Requirement. Keep every line where the word "eidem" appears; drop the rest.

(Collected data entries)
= = = = =

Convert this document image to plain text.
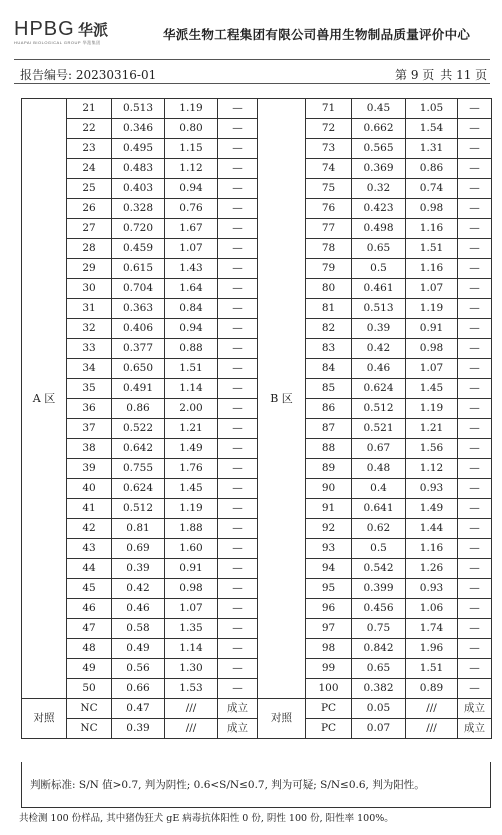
HPBG 华派
HUAPAI BIOLOGICAL GROUP 华派集团
华派生物工程集团有限公司兽用生物制品质量评价中心
报告编号: 20230316-01	第 9 页 共 11 页
A 区	21	0.513	1.19	—	B 区	71	0.45	1.05	—
	22	0.346	0.80	—		72	0.662	1.54	—
	23	0.495	1.15	—		73	0.565	1.31	—
	24	0.483	1.12	—		74	0.369	0.86	—
	25	0.403	0.94	—		75	0.32	0.74	—
	26	0.328	0.76	—		76	0.423	0.98	—
	27	0.720	1.67	—		77	0.498	1.16	—
	28	0.459	1.07	—		78	0.65	1.51	—
	29	0.615	1.43	—		79	0.5	1.16	—
	30	0.704	1.64	—		80	0.461	1.07	—
	31	0.363	0.84	—		81	0.513	1.19	—
	32	0.406	0.94	—		82	0.39	0.91	—
	33	0.377	0.88	—		83	0.42	0.98	—
	34	0.650	1.51	—		84	0.46	1.07	—
	35	0.491	1.14	—		85	0.624	1.45	—
	36	0.86	2.00	—		86	0.512	1.19	—
	37	0.522	1.21	—		87	0.521	1.21	—
	38	0.642	1.49	—		88	0.67	1.56	—
	39	0.755	1.76	—		89	0.48	1.12	—
	40	0.624	1.45	—		90	0.4	0.93	—
	41	0.512	1.19	—		91	0.641	1.49	—
	42	0.81	1.88	—		92	0.62	1.44	—
	43	0.69	1.60	—		93	0.5	1.16	—
	44	0.39	0.91	—		94	0.542	1.26	—
	45	0.42	0.98	—		95	0.399	0.93	—
	46	0.46	1.07	—		96	0.456	1.06	—
	47	0.58	1.35	—		97	0.75	1.74	—
	48	0.49	1.14	—		98	0.842	1.96	—
	49	0.56	1.30	—		99	0.65	1.51	—
	50	0.66	1.53	—		100	0.382	0.89	—
对照	NC	0.47	///	成立	对照	PC	0.05	///	成立
	NC	0.39	///	成立		PC	0.07	///	成立
判断标准: S/N 值>0.7, 判为阴性; 0.6<S/N≤0.7, 判为可疑; S/N≤0.6, 判为阳性。
共检测 100 份样品, 其中猪伪狂犬 gE 病毒抗体阳性 0 份, 阴性 100 份, 阳性率 100%。
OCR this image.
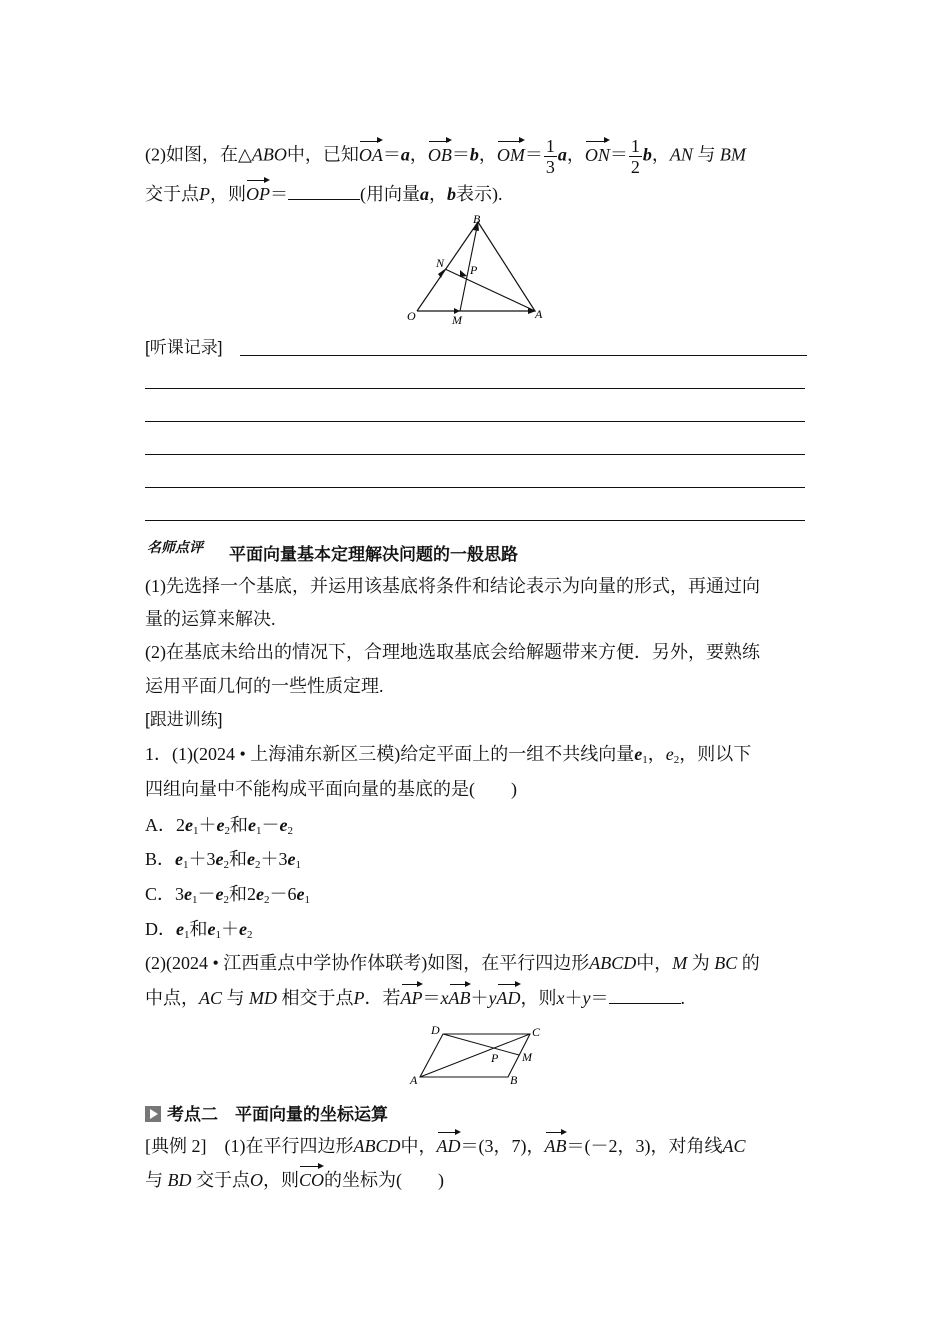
(2)如图，在△ABO中，已知OA＝a，OB＝b，$OM= \frac{1}{3}$ a，$ON= \frac{1}{2}$ b，AN 与 BM
交于点P，则OP＝	(用向量a，b表示).
B
N P
O	M	A
[听课记录]
名师点评 平面向量基本定理解决问题的一般思路
(1)先选择一个基底，并运用该基底将条件和结论表示为向量的形式，再通过向
量的运算来解决.
(2)在基底未给出的情况下，合理地选取基底会给解题带来方便．另外，要熟练
运用平面几何的一些性质定理.
[跟进训练]
1．(1)(2024 • 上海浦东新区三模)给定平面上的一组不共线向量$e_1$，$e_2$，则以下
四组向量中不能构成平面向量的基底的是(　　)
A．$2e_1+e_2$和$e_1-e_2$
B．$e_1+3e_2$和$e_2+3e_1$
C．$3e_1-e_2$和$2e_2-6e_1$
D．$e_1$和$e_1+e_2$
(2)(2024 • 江西重点中学协作体联考)如图，在平行四边形ABCD中，M 为 BC 的
中点，AC 与 MD 相交于点P．若AP＝xAB＋yAD，则x＋y＝	.
D	C
P M
A	B
考点二　平面向量的坐标运算
[典例 2]　 (1)在平行四边形ABCD中，AD＝(3，7)，AB＝(－2，3)，对角线AC
与 BD 交于点O，则CO的坐标为(　　)
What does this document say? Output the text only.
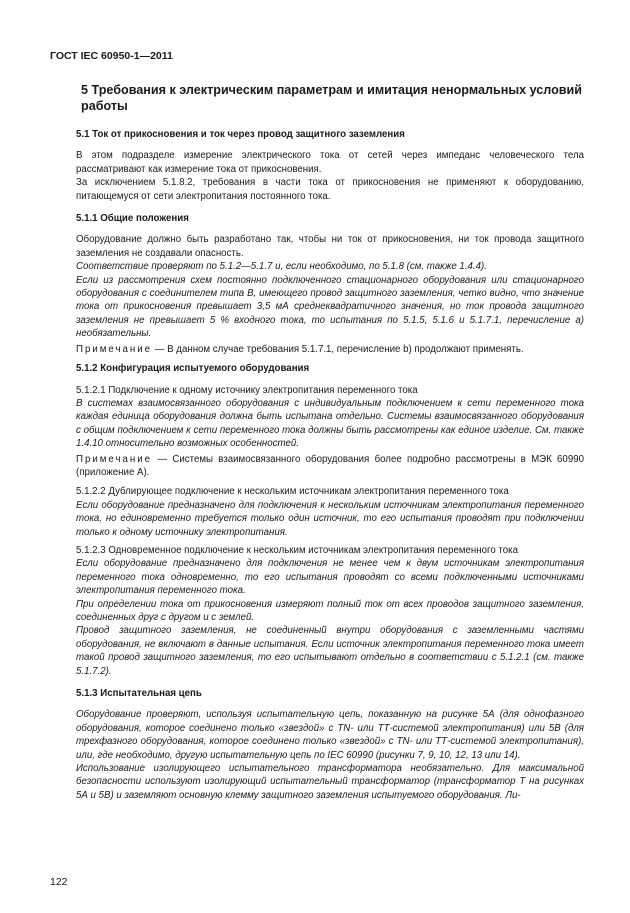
ГОСТ IEC 60950-1—2011
5 Требования к электрическим параметрам и имитация ненормальных условий работы
5.1 Ток от прикосновения и ток через провод защитного заземления

В этом подразделе измерение электрического тока от сетей через импеданс человеческого тела рассматривают как измерение тока от прикосновения.

За исключением 5.1.8.2, требования в части тока от прикосновения не применяют к оборудованию, питающемуся от сети электропитания постоянного тока.

5.1.1 Общие положения

Оборудование должно быть разработано так, чтобы ни ток от прикосновения, ни ток провода защитного заземления не создавали опасность.

Соответствие проверяют по 5.1.2—5.1.7 и, если необходимо, по 5.1.8 (см. также 1.4.4).

Если из рассмотрения схем постоянно подключенного стационарного оборудования или стационарного оборудования с соединителем типа В, имеющего провод защитного заземления, четко видно, что значение тока от прикосновения превышает 3,5 мА среднеквадратичного значения, но ток провода защитного заземления не превышает 5 % входного тока, то испытания по 5.1.5, 5.1.6 и 5.1.7.1, перечисление а) необязательны.

Примечание — В данном случае требования 5.1.7.1, перечисление b) продолжают применять.

5.1.2 Конфигурация испытуемого оборудования

5.1.2.1 Подключение к одному источнику электропитания переменного тока

В системах взаимосвязанного оборудования с индивидуальным подключением к сети переменного тока каждая единица оборудования должна быть испытана отдельно. Системы взаимосвязанного оборудования с общим подключением к сети переменного тока должны быть рассмотрены как единое изделие. См. также 1.4.10 относительно возможных особенностей.

Примечание — Системы взаимосвязанного оборудования более подробно рассмотрены в МЭК 60990 (приложение А).

5.1.2.2 Дублирующее подключение к нескольким источникам электропитания переменного тока

Если оборудование предназначено для подключения к нескольким источникам электропитания переменного тока, но единовременно требуется только один источник, то его испытания проводят при подключении только к одному источнику электропитания.

5.1.2.3 Одновременное подключение к нескольким источникам электропитания переменного тока

Если оборудование предназначено для подключения не менее чем к двум источникам электропитания переменного тока одновременно, то его испытания проводят со всеми подключенными источниками электропитания переменного тока.

При определении тока от прикосновения измеряют полный ток от всех проводов защитного заземления, соединенных друг с другом и с землей.

Провод защитного заземления, не соединенный внутри оборудования с заземленными частями оборудования, не включают в данные испытания. Если источник электропитания переменного тока имеет такой провод защитного заземления, то его испытывают отдельно в соответствии с 5.1.2.1 (см. также 5.1.7.2).

5.1.3 Испытательная цепь

Оборудование проверяют, используя испытательную цепь, показанную на рисунке 5А (для однофазного оборудования, которое соединено только «звездой» с TN- или ТТ-системой электропитания) или 5В (для трехфазного оборудования, которое соединено только «звездой» с TN- или ТТ-системой электропитания), или, где необходимо, другую испытательную цепь по IEC 60990 (рисунки 7, 9, 10, 12, 13 или 14).

Использование изолирующего испытательного трансформатора необязательно. Для максимальной безопасности используют изолирующий испытательный трансформатор (трансформатор Т на рисунках 5А и 5В) и заземляют основную клемму защитного заземления испытуемого оборудования. Ли-

122
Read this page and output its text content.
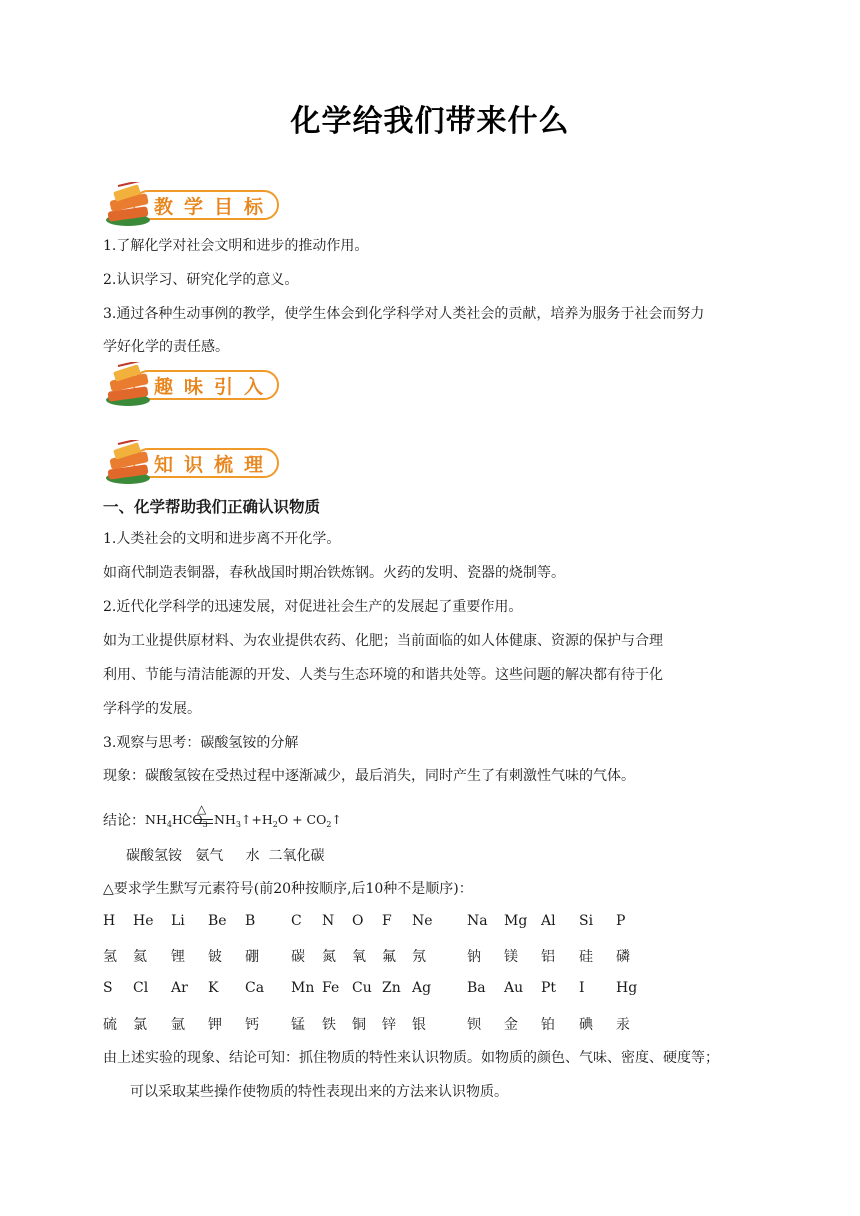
化学给我们带来什么
教学目标
1.了解化学对社会文明和进步的推动作用。
2.认识学习、研究化学的意义。
3.通过各种生动事例的教学，使学生体会到化学科学对人类社会的贡献，培养为服务于社会而努力
学好化学的责任感。
趣味引入
知识梳理
一、化学帮助我们正确认识物质
1.人类社会的文明和进步离不开化学。
如商代制造表铜器，春秋战国时期冶铁炼钢。火药的发明、瓷器的烧制等。
2.近代化学科学的迅速发展，对促进社会生产的发展起了重要作用。
如为工业提供原材料、为农业提供农药、化肥；当前面临的如人体健康、资源的保护与合理
利用、节能与清洁能源的开发、人类与生态环境的和谐共处等。这些问题的解决都有待于化
学科学的发展。
3.观察与思考：碳酸氢铵的分解
现象：碳酸氢铵在受热过程中逐渐减少，最后消失，同时产生了有刺激性气味的气体。
结论： $NH_4HCO_3$
△
$NH_3↑+H_2O$ + $CO_2↑$
碳酸氢铵   氨气     水  二氧化碳
△要求学生默写元素符号(前20种按顺序,后10种不是顺序)：
H He Li Be B	C N O F Ne Na Mg Al Si P
氢 氦 锂 铍 硼 碳 氮 氧 氟 氖	钠 镁 铝 硅 磷
S Cl Ar K Ca Mn Fe Cu Zn Ag	Ba Au Pt I Hg
硫 氯 氩 钾 钙 锰 铁 铜 锌 银	钡 金 铂 碘 汞
由上述实验的现象、结论可知：抓住物质的特性来认识物质。如物质的颜色、气味、密度、硬度等；
可以采取某些操作使物质的特性表现出来的方法来认识物质。
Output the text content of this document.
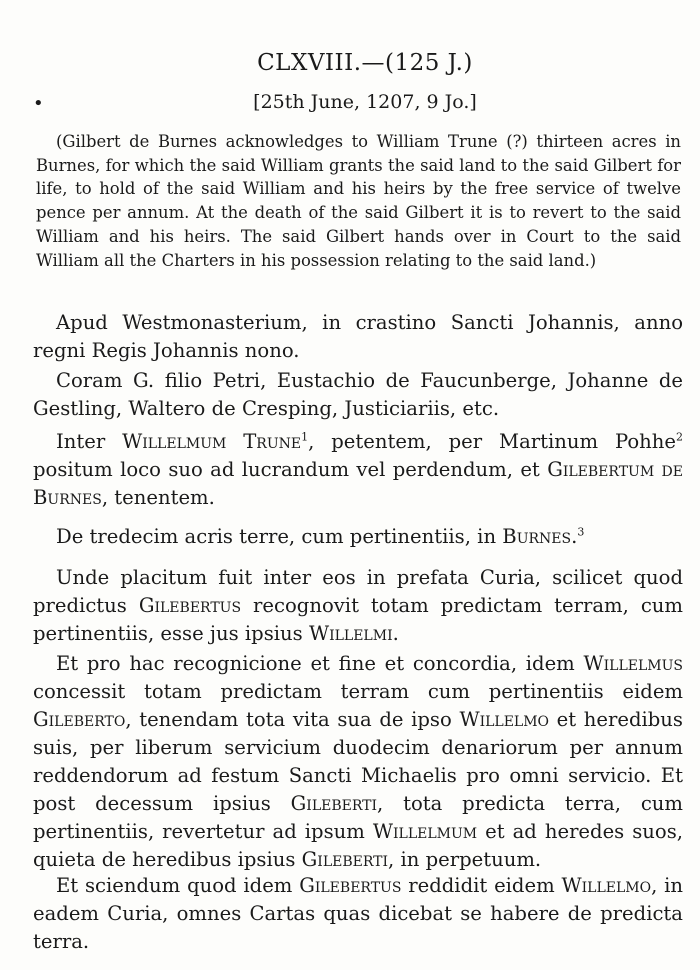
CLXVIII.—(125 J.)
•	[25th June, 1207, 9 Jo.]

(Gilbert de Burnes acknowledges to William Trune (?) thirteen acres in Burnes, for which the said William grants the said land to the said Gilbert for life, to hold of the said William and his heirs by the free service of twelve pence per annum. At the death of the said Gilbert it is to revert to the said William and his heirs. The said Gilbert hands over in Court to the said William all the Charters in his possession relating to the said land.)

Apud Westmonasterium, in crastino Sancti Johannis, anno regni Regis Johannis nono.

Coram G. filio Petri, Eustachio de Faucunberge, Johanne de Gestling, Waltero de Cresping, Justiciariis, etc.

Inter Willelmum Trune$^1$, petentem, per Martinum Pohhe$^2$ positum loco suo ad lucrandum vel perdendum, et Gilebertum de Burnes, tenentem.

De tredecim acris terre, cum pertinentiis, in Burnes.$^3$

Unde placitum fuit inter eos in prefata Curia, scilicet quod predictus Gilebertus recognovit totam predictam terram, cum pertinentiis, esse jus ipsius Willelmi.

Et pro hac recognicione et fine et concordia, idem Willelmus concessit totam predictam terram cum pertinentiis eidem Gileberto, tenendam tota vita sua de ipso Willelmo et heredibus suis, per liberum servicium duodecim denariorum per annum reddendorum ad festum Sancti Michaelis pro omni servicio. Et post decessum ipsius Gileberti, tota predicta terra, cum pertinentiis, revertetur ad ipsum Willelmum et ad heredes suos, quieta de heredibus ipsius Gileberti, in perpetuum.

Et sciendum quod idem Gilebertus reddidit eidem Willelmo, in eadem Curia, omnes Cartas quas dicebat se habere de predicta terra.
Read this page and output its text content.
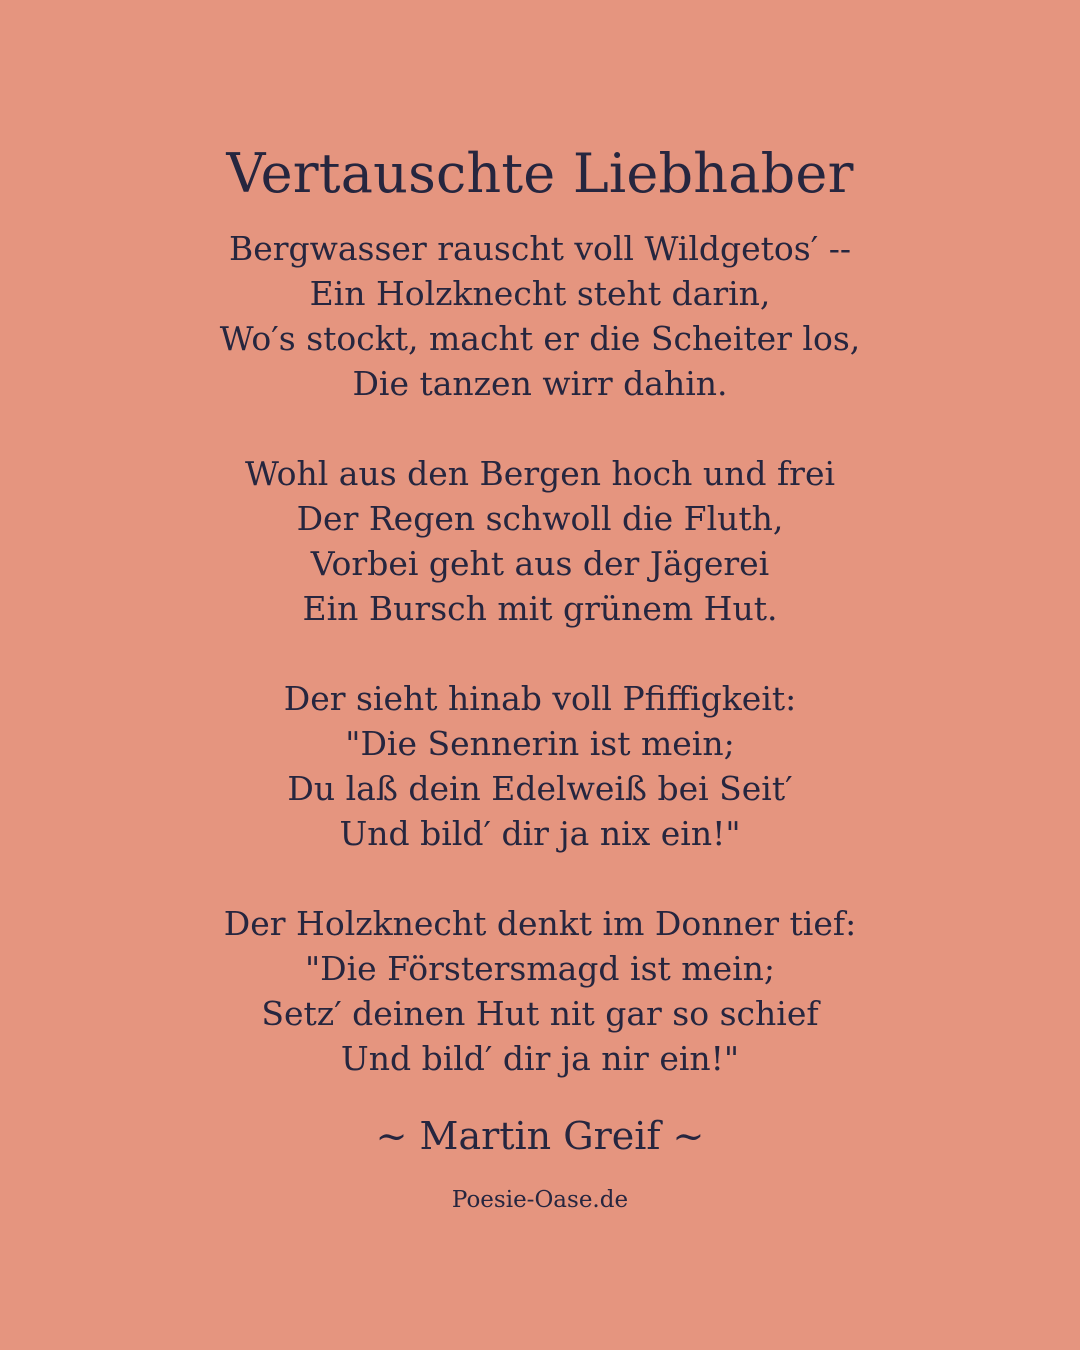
Vertauschte Liebhaber
Bergwasser rauscht voll Wildgetos′ --
Ein Holzknecht steht darin,
Wo′s stockt, macht er die Scheiter los,
Die tanzen wirr dahin.
Wohl aus den Bergen hoch und frei
Der Regen schwoll die Fluth,
Vorbei geht aus der Jägerei
Ein Bursch mit grünem Hut.
Der sieht hinab voll Pfiffigkeit:
"Die Sennerin ist mein;
Du laß dein Edelweiß bei Seit′
Und bild′ dir ja nix ein!"
Der Holzknecht denkt im Donner tief:
"Die Förstersmagd ist mein;
Setz′ deinen Hut nit gar so schief
Und bild′ dir ja nir ein!"
~ Martin Greif ~
Poesie-Oase.de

= = = = =

Task solution.
Et pro hac recognicione et fine et concordia, idem Willelmus concessit totam predictam terram cum pertinentiis eidem Gileberto, tenendam tota vita sua de ipso Willelmo et heredibus suis, per liberum servicium duodecim denariorum per annum reddendorum ad festum Sancti Michaelis pro omni servicio. Et post decessum ipsius Gileberti, tota predicta terra, cum pertinentiis, revertetur ad ipsum Willelmum et ad heredes suos, quieta de heredibus ipsius Gileberti, in perpetuum.
Et sciendum quod idem Gilebertus reddidit eidem Willelmo, in eadem Curia, omnes Cartas quas dicebat se habere de predicta terra.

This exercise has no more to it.